### WHAT THIS TASK INVOLVES:
Extract the text of each entry below exactly, leaving every image behind.

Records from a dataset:
►
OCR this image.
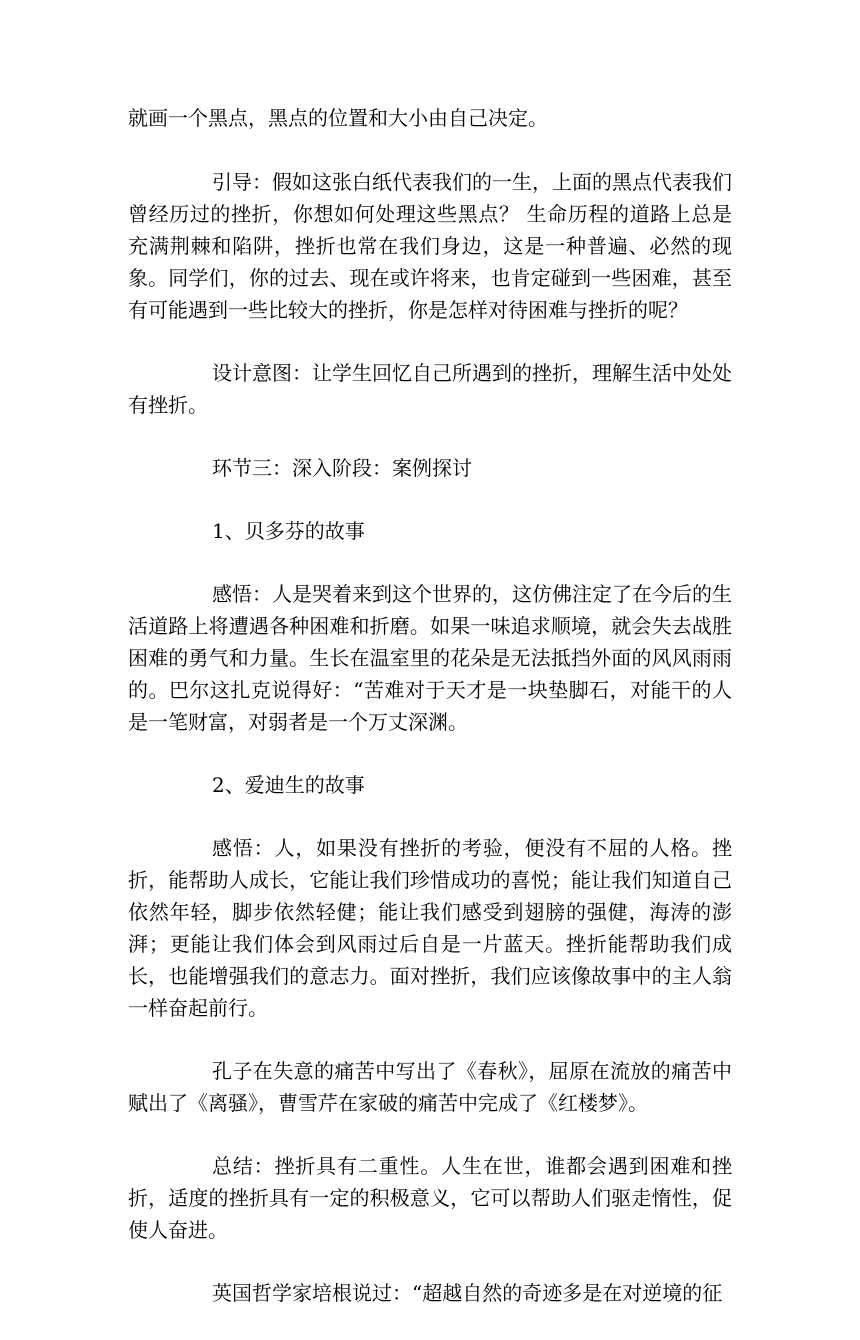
就画一个黑点，黑点的位置和大小由自己决定。

引导：假如这张白纸代表我们的一生，上面的黑点代表我们曾经历过的挫折，你想如何处理这些黑点？ 生命历程的道路上总是充满荆棘和陷阱，挫折也常在我们身边，这是一种普遍、必然的现象。同学们，你的过去、现在或许将来，也肯定碰到一些困难，甚至有可能遇到一些比较大的挫折，你是怎样对待困难与挫折的呢？

设计意图：让学生回忆自己所遇到的挫折，理解生活中处处有挫折。

环节三：深入阶段：案例探讨

1、贝多芬的故事

感悟：人是哭着来到这个世界的，这仿佛注定了在今后的生活道路上将遭遇各种困难和折磨。如果一味追求顺境，就会失去战胜困难的勇气和力量。生长在温室里的花朵是无法抵挡外面的风风雨雨的。巴尔这扎克说得好：“苦难对于天才是一块垫脚石，对能干的人是一笔财富，对弱者是一个万丈深渊。

2、爱迪生的故事

感悟：人，如果没有挫折的考验，便没有不屈的人格。挫折，能帮助人成长，它能让我们珍惜成功的喜悦；能让我们知道自己依然年轻，脚步依然轻健；能让我们感受到翅膀的强健，海涛的澎湃；更能让我们体会到风雨过后自是一片蓝天。挫折能帮助我们成长，也能增强我们的意志力。面对挫折，我们应该像故事中的主人翁一样奋起前行。

孔子在失意的痛苦中写出了《春秋》，屈原在流放的痛苦中赋出了《离骚》，曹雪芹在家破的痛苦中完成了《红楼梦》。

总结：挫折具有二重性。人生在世，谁都会遇到困难和挫折，适度的挫折具有一定的积极意义，它可以帮助人们驱走惰性，促使人奋进。

英国哲学家培根说过：“超越自然的奇迹多是在对逆境的征
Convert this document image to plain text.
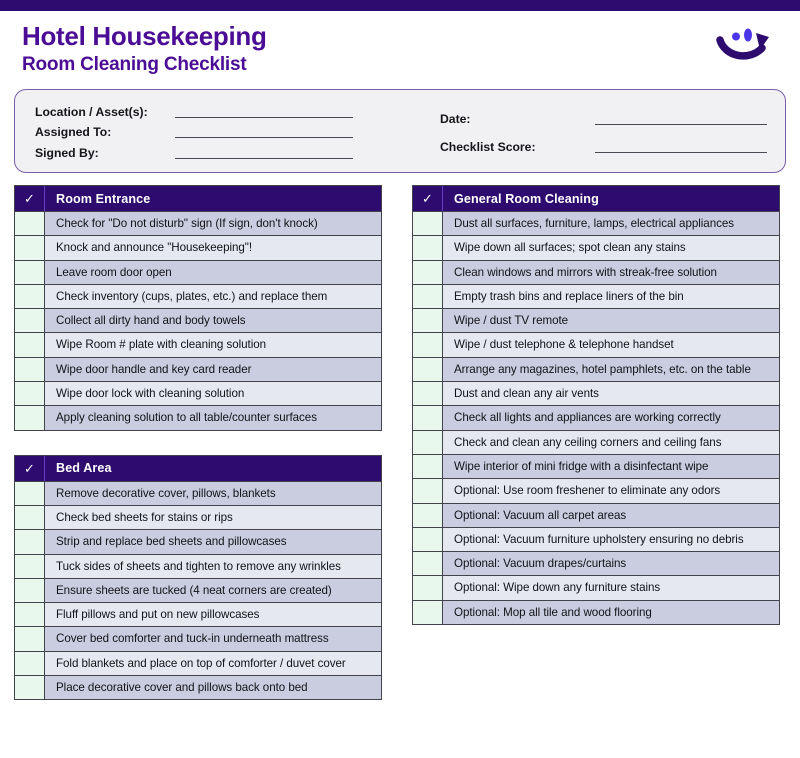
Hotel Housekeeping
Room Cleaning Checklist
Location / Asset(s):
Assigned To:
Signed By:
Date:
Checklist Score:
✓	Room Entrance
Check for "Do not disturb" sign (If sign, don't knock)
Knock and announce "Housekeeping"!
Leave room door open
Check inventory (cups, plates, etc.) and replace them
Collect all dirty hand and body towels
Wipe Room # plate with cleaning solution
Wipe door handle and key card reader
Wipe door lock with cleaning solution
Apply cleaning solution to all table/counter surfaces
✓	Bed Area
Remove decorative cover, pillows, blankets
Check bed sheets for stains or rips
Strip and replace bed sheets and pillowcases
Tuck sides of sheets and tighten to remove any wrinkles
Ensure sheets are tucked (4 neat corners are created)
Fluff pillows and put on new pillowcases
Cover bed comforter and tuck-in underneath mattress
Fold blankets and place on top of comforter / duvet cover
Place decorative cover and pillows back onto bed
✓	General Room Cleaning
Dust all surfaces, furniture, lamps, electrical appliances
Wipe down all surfaces; spot clean any stains
Clean windows and mirrors with streak-free solution
Empty trash bins and replace liners of the bin
Wipe / dust TV remote
Wipe / dust telephone & telephone handset
Arrange any magazines, hotel pamphlets, etc. on the table
Dust and clean any air vents
Check all lights and appliances are working correctly
Check and clean any ceiling corners and ceiling fans
Wipe interior of mini fridge with a disinfectant wipe
Optional: Use room freshener to eliminate any odors
Optional: Vacuum all carpet areas
Optional: Vacuum furniture upholstery ensuring no debris
Optional: Vacuum drapes/curtains
Optional: Wipe down any furniture stains
Optional: Mop all tile and wood flooring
◄
### RESPONSE TO THE EXERCISE:
OCR this image.
就画一个黑点，黑点的位置和大小由自己决定。

引导：假如这张白纸代表我们的一生，上面的黑点代表我们曾经历过的挫折，你想如何处理这些黑点？ 生命历程的道路上总是充满荆棘和陷阱，挫折也常在我们身边，这是一种普遍、必然的现象。同学们，你的过去、现在或许将来，也肯定碰到一些困难，甚至有可能遇到一些比较大的挫折，你是怎样对待困难与挫折的呢？

设计意图：让学生回忆自己所遇到的挫折，理解生活中处处有挫折。

环节三：深入阶段：案例探讨

1、贝多芬的故事

感悟：人是哭着来到这个世界的，这仿佛注定了在今后的生活道路上将遭遇各种困难和折磨。如果一味追求顺境，就会失去战胜困难的勇气和力量。生长在温室里的花朵是无法抵挡外面的风风雨雨的。巴尔这扎克说得好：“苦难对于天才是一块垫脚石，对能干的人是一笔财富，对弱者是一个万丈深渊。

2、爱迪生的故事

感悟：人，如果没有挫折的考验，便没有不屈的人格。挫折，能帮助人成长，它能让我们珍惜成功的喜悦；能让我们知道自己依然年轻，脚步依然轻健；能让我们感受到翅膀的强健，海涛的澎湃；更能让我们体会到风雨过后自是一片蓝天。挫折能帮助我们成长，也能增强我们的意志力。面对挫折，我们应该像故事中的主人翁一样奋起前行。

孔子在失意的痛苦中写出了《春秋》，屈原在流放的痛苦中赋出了《离骚》，曹雪芹在家破的痛苦中完成了《红楼梦》。

总结：挫折具有二重性。人生在世，谁都会遇到困难和挫折，适度的挫折具有一定的积极意义，它可以帮助人们驱走惰性，促使人奋进。

英国哲学家培根说过：“超越自然的奇迹多是在对逆境的征
Convert this document image to plain text.
Hotel Housekeeping
Room Cleaning Checklist
Location / Asset(s):
Assigned To:
Signed By:
Date:
Checklist Score:
✓	Room Entrance
Check for "Do not disturb" sign (If sign, don't knock)
Knock and announce "Housekeeping"!
Leave room door open
Check inventory (cups, plates, etc.) and replace them
Collect all dirty hand and body towels
Wipe Room # plate with cleaning solution
Wipe door handle and key card reader
Wipe door lock with cleaning solution
Apply cleaning solution to all table/counter surfaces
✓	Bed Area
Remove decorative cover, pillows, blankets
Check bed sheets for stains or rips
Strip and replace bed sheets and pillowcases
Tuck sides of sheets and tighten to remove any wrinkles
Ensure sheets are tucked (4 neat corners are created)
Fluff pillows and put on new pillowcases
Cover bed comforter and tuck-in underneath mattress
Fold blankets and place on top of comforter / duvet cover
Place decorative cover and pillows back onto bed
✓	General Room Cleaning
Dust all surfaces, furniture, lamps, electrical appliances
Wipe down all surfaces; spot clean any stains
Clean windows and mirrors with streak-free solution
Empty trash bins and replace liners of the bin
Wipe / dust TV remote
Wipe / dust telephone & telephone handset
Arrange any magazines, hotel pamphlets, etc. on the table
Dust and clean any air vents
Check all lights and appliances are working correctly
Check and clean any ceiling corners and ceiling fans
Wipe interior of mini fridge with a disinfectant wipe
Optional: Use room freshener to eliminate any odors
Optional: Vacuum all carpet areas
Optional: Vacuum furniture upholstery ensuring no debris
Optional: Vacuum drapes/curtains
Optional: Wipe down any furniture stains
Optional: Mop all tile and wood flooring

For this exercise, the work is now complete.